Report each line of the data that has "document" somewhere in it.

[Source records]
··········
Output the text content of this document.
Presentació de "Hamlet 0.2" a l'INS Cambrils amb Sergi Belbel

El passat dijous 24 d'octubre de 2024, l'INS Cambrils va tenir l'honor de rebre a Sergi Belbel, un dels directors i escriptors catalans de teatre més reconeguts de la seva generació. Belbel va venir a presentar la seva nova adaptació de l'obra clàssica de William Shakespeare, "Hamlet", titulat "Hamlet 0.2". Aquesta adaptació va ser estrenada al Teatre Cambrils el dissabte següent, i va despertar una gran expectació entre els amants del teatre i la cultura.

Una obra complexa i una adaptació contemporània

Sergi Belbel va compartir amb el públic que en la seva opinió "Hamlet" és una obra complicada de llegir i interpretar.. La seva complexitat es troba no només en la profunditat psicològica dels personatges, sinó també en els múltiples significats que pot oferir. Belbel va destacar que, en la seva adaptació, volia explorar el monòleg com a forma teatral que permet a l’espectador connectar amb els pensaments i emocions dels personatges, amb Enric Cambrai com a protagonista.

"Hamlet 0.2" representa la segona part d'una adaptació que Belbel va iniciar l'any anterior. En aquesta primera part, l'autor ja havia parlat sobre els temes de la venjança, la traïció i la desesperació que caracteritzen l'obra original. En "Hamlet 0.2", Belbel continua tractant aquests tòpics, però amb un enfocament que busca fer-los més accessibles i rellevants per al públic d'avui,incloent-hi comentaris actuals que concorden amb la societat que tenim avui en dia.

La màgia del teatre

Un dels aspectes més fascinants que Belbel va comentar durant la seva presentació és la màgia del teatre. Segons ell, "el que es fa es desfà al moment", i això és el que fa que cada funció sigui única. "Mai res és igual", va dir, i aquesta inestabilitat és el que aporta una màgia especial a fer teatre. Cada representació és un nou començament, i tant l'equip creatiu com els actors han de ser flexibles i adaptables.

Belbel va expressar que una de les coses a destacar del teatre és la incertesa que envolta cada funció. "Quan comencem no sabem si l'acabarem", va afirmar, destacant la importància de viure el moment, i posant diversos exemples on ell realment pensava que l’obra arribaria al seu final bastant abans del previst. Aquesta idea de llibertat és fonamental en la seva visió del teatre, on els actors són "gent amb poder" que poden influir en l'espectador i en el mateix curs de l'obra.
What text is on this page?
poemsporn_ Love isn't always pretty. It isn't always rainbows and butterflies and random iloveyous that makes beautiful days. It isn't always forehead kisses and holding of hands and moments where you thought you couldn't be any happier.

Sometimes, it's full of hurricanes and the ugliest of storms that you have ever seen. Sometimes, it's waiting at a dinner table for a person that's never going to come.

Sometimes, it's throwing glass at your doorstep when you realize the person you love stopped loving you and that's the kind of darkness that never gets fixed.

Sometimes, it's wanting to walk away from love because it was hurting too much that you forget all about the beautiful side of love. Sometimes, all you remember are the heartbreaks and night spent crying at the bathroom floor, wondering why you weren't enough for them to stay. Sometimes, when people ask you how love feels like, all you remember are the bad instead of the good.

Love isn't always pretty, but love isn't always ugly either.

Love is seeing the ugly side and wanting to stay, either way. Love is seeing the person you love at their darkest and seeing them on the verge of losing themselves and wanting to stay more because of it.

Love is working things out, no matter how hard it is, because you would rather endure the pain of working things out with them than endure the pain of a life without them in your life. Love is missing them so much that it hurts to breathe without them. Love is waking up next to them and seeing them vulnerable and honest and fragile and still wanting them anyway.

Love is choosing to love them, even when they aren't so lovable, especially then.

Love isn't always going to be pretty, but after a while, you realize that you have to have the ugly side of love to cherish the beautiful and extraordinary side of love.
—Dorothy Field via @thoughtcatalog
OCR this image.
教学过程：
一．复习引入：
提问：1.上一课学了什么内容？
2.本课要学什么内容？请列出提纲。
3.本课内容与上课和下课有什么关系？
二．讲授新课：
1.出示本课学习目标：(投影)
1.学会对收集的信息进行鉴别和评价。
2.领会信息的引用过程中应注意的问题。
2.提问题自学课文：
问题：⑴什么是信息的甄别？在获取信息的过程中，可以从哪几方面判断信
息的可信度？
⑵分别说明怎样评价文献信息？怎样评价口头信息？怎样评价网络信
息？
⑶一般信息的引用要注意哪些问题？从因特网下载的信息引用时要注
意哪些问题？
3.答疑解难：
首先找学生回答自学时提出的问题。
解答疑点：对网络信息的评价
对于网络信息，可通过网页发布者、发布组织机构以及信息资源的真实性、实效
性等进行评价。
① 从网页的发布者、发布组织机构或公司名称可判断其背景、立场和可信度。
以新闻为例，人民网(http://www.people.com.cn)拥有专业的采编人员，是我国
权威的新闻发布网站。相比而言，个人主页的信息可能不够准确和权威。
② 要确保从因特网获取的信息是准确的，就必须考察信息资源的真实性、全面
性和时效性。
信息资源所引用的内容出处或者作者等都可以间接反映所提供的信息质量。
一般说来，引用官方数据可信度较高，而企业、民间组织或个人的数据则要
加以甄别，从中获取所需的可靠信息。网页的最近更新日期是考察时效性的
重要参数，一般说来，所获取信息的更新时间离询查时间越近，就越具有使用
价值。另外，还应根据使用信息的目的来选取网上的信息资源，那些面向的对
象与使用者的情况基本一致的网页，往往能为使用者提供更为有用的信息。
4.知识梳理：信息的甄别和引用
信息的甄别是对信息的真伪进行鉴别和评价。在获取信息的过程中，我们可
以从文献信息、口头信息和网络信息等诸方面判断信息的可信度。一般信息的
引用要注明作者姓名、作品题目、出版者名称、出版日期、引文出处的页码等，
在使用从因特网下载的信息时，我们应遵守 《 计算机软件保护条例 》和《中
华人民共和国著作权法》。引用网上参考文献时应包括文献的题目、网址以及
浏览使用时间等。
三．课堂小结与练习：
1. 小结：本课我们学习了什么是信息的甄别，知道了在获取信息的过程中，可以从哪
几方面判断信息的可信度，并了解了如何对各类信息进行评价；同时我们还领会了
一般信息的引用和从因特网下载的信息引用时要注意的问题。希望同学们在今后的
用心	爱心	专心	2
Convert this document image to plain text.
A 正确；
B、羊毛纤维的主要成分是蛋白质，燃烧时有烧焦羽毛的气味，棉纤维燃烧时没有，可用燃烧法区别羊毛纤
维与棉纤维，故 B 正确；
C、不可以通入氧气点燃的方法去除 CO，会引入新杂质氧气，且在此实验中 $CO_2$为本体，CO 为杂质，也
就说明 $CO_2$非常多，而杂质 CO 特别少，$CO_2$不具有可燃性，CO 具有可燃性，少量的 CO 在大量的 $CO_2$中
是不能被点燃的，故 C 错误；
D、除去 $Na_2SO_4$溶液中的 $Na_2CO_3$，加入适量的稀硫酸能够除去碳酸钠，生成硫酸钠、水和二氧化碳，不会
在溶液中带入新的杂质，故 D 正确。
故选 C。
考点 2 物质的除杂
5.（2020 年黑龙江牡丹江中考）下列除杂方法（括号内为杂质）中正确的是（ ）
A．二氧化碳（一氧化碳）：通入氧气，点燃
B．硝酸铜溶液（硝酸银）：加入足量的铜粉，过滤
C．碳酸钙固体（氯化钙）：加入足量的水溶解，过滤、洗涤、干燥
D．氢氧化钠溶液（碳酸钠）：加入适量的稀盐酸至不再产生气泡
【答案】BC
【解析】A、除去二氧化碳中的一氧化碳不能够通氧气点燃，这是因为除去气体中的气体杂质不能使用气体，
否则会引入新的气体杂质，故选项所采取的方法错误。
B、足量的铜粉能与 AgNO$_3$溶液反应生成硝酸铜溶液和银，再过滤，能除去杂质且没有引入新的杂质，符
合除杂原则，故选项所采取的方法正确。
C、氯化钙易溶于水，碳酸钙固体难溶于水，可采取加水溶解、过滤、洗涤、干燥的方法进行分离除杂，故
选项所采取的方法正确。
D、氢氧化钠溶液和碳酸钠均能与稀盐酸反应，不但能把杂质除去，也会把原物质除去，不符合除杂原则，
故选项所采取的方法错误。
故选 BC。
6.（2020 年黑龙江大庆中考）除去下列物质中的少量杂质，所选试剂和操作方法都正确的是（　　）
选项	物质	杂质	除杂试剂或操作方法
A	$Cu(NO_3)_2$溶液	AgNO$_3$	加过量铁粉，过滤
··········
Output of the exercise:
Output the text content of this document.
Convert this document image to plain text.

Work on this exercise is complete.